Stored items

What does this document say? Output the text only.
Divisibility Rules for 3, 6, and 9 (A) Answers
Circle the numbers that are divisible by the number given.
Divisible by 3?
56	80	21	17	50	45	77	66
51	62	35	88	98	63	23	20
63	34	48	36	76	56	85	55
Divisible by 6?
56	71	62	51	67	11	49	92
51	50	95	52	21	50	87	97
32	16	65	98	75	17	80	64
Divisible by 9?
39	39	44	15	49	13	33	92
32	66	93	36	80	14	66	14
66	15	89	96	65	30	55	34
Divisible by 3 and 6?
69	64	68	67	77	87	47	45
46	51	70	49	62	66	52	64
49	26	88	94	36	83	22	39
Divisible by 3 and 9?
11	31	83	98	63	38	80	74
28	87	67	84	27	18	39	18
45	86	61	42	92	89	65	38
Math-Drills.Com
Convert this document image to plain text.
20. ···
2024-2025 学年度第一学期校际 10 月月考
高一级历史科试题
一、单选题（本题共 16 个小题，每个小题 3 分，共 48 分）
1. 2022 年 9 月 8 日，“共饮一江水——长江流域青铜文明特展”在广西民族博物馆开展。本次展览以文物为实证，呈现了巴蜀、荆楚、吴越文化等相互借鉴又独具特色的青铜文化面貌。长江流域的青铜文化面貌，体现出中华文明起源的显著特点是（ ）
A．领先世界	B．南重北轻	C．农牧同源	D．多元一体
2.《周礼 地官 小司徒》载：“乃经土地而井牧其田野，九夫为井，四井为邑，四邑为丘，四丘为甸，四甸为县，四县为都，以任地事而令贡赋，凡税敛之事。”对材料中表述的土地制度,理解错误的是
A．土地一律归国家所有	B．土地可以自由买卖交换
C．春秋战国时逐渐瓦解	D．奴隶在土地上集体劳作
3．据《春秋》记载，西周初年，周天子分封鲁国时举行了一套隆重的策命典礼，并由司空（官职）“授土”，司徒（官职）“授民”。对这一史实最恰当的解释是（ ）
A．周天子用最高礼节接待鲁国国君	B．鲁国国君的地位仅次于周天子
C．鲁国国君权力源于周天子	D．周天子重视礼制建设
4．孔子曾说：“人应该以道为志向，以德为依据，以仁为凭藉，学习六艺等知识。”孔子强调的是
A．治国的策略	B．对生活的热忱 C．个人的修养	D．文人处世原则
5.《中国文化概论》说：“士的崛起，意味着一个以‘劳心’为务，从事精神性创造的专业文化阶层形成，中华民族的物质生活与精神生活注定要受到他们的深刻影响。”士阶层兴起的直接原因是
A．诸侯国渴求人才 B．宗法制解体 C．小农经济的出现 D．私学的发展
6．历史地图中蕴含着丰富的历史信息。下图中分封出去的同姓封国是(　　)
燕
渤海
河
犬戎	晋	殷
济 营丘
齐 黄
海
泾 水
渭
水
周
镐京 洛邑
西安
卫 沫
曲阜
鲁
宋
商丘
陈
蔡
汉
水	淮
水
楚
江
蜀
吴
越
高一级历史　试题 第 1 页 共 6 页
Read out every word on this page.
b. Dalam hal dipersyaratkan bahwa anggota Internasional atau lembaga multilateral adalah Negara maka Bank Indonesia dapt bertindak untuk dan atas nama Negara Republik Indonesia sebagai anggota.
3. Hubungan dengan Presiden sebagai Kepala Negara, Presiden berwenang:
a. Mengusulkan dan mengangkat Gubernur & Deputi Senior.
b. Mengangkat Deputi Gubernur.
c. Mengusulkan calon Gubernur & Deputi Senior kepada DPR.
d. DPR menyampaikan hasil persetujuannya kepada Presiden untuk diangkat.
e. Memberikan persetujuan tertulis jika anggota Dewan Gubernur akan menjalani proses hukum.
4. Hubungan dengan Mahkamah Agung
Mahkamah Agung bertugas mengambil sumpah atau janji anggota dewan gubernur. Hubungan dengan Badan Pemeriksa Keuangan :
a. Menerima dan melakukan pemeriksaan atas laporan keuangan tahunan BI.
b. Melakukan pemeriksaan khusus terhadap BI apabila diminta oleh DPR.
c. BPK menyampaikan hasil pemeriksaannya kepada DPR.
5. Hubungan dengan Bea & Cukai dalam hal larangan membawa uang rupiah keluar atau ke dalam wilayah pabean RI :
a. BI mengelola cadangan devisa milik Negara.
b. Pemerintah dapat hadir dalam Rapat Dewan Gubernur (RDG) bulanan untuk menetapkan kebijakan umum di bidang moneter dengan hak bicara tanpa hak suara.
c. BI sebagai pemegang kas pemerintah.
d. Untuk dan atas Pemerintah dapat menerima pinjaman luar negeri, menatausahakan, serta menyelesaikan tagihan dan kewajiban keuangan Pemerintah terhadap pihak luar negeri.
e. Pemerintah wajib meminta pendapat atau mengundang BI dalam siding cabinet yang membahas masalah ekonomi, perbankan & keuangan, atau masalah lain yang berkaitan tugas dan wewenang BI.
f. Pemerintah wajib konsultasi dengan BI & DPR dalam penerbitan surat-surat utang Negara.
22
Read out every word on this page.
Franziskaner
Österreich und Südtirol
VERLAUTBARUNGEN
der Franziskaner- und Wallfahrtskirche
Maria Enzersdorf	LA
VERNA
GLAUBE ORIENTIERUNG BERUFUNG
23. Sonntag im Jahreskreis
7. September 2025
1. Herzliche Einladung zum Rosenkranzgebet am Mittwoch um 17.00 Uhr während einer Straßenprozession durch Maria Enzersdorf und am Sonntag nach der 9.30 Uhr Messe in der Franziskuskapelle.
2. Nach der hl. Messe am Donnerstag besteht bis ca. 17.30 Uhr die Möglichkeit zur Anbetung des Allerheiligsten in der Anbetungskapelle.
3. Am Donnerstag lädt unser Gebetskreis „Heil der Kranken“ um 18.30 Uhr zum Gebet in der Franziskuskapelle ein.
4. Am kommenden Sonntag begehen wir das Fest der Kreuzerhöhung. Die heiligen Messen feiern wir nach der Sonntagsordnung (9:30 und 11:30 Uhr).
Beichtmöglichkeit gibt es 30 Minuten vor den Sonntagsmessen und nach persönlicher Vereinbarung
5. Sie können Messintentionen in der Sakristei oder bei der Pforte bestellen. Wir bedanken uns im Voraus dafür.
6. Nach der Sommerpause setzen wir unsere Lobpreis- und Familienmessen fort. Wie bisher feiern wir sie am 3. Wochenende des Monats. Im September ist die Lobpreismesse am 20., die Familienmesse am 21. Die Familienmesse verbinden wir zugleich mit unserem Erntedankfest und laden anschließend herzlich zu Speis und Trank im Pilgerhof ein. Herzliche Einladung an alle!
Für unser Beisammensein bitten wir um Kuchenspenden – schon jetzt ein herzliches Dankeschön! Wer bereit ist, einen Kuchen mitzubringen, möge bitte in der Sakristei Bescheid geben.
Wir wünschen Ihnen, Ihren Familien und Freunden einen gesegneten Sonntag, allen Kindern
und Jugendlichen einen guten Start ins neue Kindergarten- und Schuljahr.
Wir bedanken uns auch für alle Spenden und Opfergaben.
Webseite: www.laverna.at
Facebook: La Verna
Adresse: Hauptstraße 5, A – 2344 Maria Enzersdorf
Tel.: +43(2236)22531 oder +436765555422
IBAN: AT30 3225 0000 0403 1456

▶ [GIVEN EXERCISE]: Reproduce the records word for word.

▶ [REPLY TO THE TASK]:
What does this document say? Output the text only.
Divisibility Rules for 3, 6, and 9 (A) Answers
Circle the numbers that are divisible by the number given.
Divisible by 3?
56	80	21	17	50	45	77	66
51	62	35	88	98	63	23	20
63	34	48	36	76	56	85	55
Divisible by 6?
56	71	62	51	67	11	49	92
51	50	95	52	21	50	87	97
32	16	65	98	75	17	80	64
Divisible by 9?
39	39	44	15	49	13	33	92
32	66	93	36	80	14	66	14
66	15	89	96	65	30	55	34
Divisible by 3 and 6?
69	64	68	67	77	87	47	45
46	51	70	49	62	66	52	64
49	26	88	94	36	83	22	39
Divisible by 3 and 9?
11	31	83	98	63	38	80	74
28	87	67	84	27	18	39	18
45	86	61	42	92	89	65	38
Math-Drills.Com
Convert this document image to plain text.
20. ···
2024-2025 学年度第一学期校际 10 月月考
高一级历史科试题
一、单选题（本题共 16 个小题，每个小题 3 分，共 48 分）
1. 2022 年 9 月 8 日，“共饮一江水——长江流域青铜文明特展”在广西民族博物馆开展。本次展览以文物为实证，呈现了巴蜀、荆楚、吴越文化等相互借鉴又独具特色的青铜文化面貌。长江流域的青铜文化面貌，体现出中华文明起源的显著特点是（ ）
A．领先世界	B．南重北轻	C．农牧同源	D．多元一体
2.《周礼 地官 小司徒》载：“乃经土地而井牧其田野，九夫为井，四井为邑，四邑为丘，四丘为甸，四甸为县，四县为都，以任地事而令贡赋，凡税敛之事。”对材料中表述的土地制度,理解错误的是
A．土地一律归国家所有	B．土地可以自由买卖交换
C．春秋战国时逐渐瓦解	D．奴隶在土地上集体劳作
3．据《春秋》记载，西周初年，周天子分封鲁国时举行了一套隆重的策命典礼，并由司空（官职）“授土”，司徒（官职）“授民”。对这一史实最恰当的解释是（ ）
A．周天子用最高礼节接待鲁国国君	B．鲁国国君的地位仅次于周天子
C．鲁国国君权力源于周天子	D．周天子重视礼制建设
4．孔子曾说：“人应该以道为志向，以德为依据，以仁为凭藉，学习六艺等知识。”孔子强调的是
A．治国的策略	B．对生活的热忱 C．个人的修养	D．文人处世原则
5.《中国文化概论》说：“士的崛起，意味着一个以‘劳心’为务，从事精神性创造的专业文化阶层形成，中华民族的物质生活与精神生活注定要受到他们的深刻影响。”士阶层兴起的直接原因是
A．诸侯国渴求人才 B．宗法制解体 C．小农经济的出现 D．私学的发展
6．历史地图中蕴含着丰富的历史信息。下图中分封出去的同姓封国是(　　)
燕
渤海
河
犬戎	晋	殷
济 营丘
齐 黄
海
泾 水
渭
水
周
镐京 洛邑
西安
卫 沫
曲阜
鲁
宋
商丘
陈
蔡
汉
水	淮
水
楚
江
蜀
吴
越
高一级历史　试题 第 1 页 共 6 页
Read out every word on this page.
b. Dalam hal dipersyaratkan bahwa anggota Internasional atau lembaga multilateral adalah Negara maka Bank Indonesia dapt bertindak untuk dan atas nama Negara Republik Indonesia sebagai anggota.
3. Hubungan dengan Presiden sebagai Kepala Negara, Presiden berwenang:
a. Mengusulkan dan mengangkat Gubernur & Deputi Senior.
b. Mengangkat Deputi Gubernur.
c. Mengusulkan calon Gubernur & Deputi Senior kepada DPR.
d. DPR menyampaikan hasil persetujuannya kepada Presiden untuk diangkat.
e. Memberikan persetujuan tertulis jika anggota Dewan Gubernur akan menjalani proses hukum.
4. Hubungan dengan Mahkamah Agung
Mahkamah Agung bertugas mengambil sumpah atau janji anggota dewan gubernur. Hubungan dengan Badan Pemeriksa Keuangan :
a. Menerima dan melakukan pemeriksaan atas laporan keuangan tahunan BI.
b. Melakukan pemeriksaan khusus terhadap BI apabila diminta oleh DPR.
c. BPK menyampaikan hasil pemeriksaannya kepada DPR.
5. Hubungan dengan Bea & Cukai dalam hal larangan membawa uang rupiah keluar atau ke dalam wilayah pabean RI :
a. BI mengelola cadangan devisa milik Negara.
b. Pemerintah dapat hadir dalam Rapat Dewan Gubernur (RDG) bulanan untuk menetapkan kebijakan umum di bidang moneter dengan hak bicara tanpa hak suara.
c. BI sebagai pemegang kas pemerintah.
d. Untuk dan atas Pemerintah dapat menerima pinjaman luar negeri, menatausahakan, serta menyelesaikan tagihan dan kewajiban keuangan Pemerintah terhadap pihak luar negeri.
e. Pemerintah wajib meminta pendapat atau mengundang BI dalam siding cabinet yang membahas masalah ekonomi, perbankan & keuangan, atau masalah lain yang berkaitan tugas dan wewenang BI.
f. Pemerintah wajib konsultasi dengan BI & DPR dalam penerbitan surat-surat utang Negara.
22
Read out every word on this page.
Franziskaner
Österreich und Südtirol
VERLAUTBARUNGEN
der Franziskaner- und Wallfahrtskirche
Maria Enzersdorf	LA
VERNA
GLAUBE ORIENTIERUNG BERUFUNG
23. Sonntag im Jahreskreis
7. September 2025
1. Herzliche Einladung zum Rosenkranzgebet am Mittwoch um 17.00 Uhr während einer Straßenprozession durch Maria Enzersdorf und am Sonntag nach der 9.30 Uhr Messe in der Franziskuskapelle.
2. Nach der hl. Messe am Donnerstag besteht bis ca. 17.30 Uhr die Möglichkeit zur Anbetung des Allerheiligsten in der Anbetungskapelle.
3. Am Donnerstag lädt unser Gebetskreis „Heil der Kranken“ um 18.30 Uhr zum Gebet in der Franziskuskapelle ein.
4. Am kommenden Sonntag begehen wir das Fest der Kreuzerhöhung. Die heiligen Messen feiern wir nach der Sonntagsordnung (9:30 und 11:30 Uhr).
Beichtmöglichkeit gibt es 30 Minuten vor den Sonntagsmessen und nach persönlicher Vereinbarung
5. Sie können Messintentionen in der Sakristei oder bei der Pforte bestellen. Wir bedanken uns im Voraus dafür.
6. Nach der Sommerpause setzen wir unsere Lobpreis- und Familienmessen fort. Wie bisher feiern wir sie am 3. Wochenende des Monats. Im September ist die Lobpreismesse am 20., die Familienmesse am 21. Die Familienmesse verbinden wir zugleich mit unserem Erntedankfest und laden anschließend herzlich zu Speis und Trank im Pilgerhof ein. Herzliche Einladung an alle!
Für unser Beisammensein bitten wir um Kuchenspenden – schon jetzt ein herzliches Dankeschön! Wer bereit ist, einen Kuchen mitzubringen, möge bitte in der Sakristei Bescheid geben.
Wir wünschen Ihnen, Ihren Familien und Freunden einen gesegneten Sonntag, allen Kindern
und Jugendlichen einen guten Start ins neue Kindergarten- und Schuljahr.
Wir bedanken uns auch für alle Spenden und Opfergaben.
Webseite: www.laverna.at
Facebook: La Verna
Adresse: Hauptstraße 5, A – 2344 Maria Enzersdorf
Tel.: +43(2236)22531 oder +436765555422
IBAN: AT30 3225 0000 0403 1456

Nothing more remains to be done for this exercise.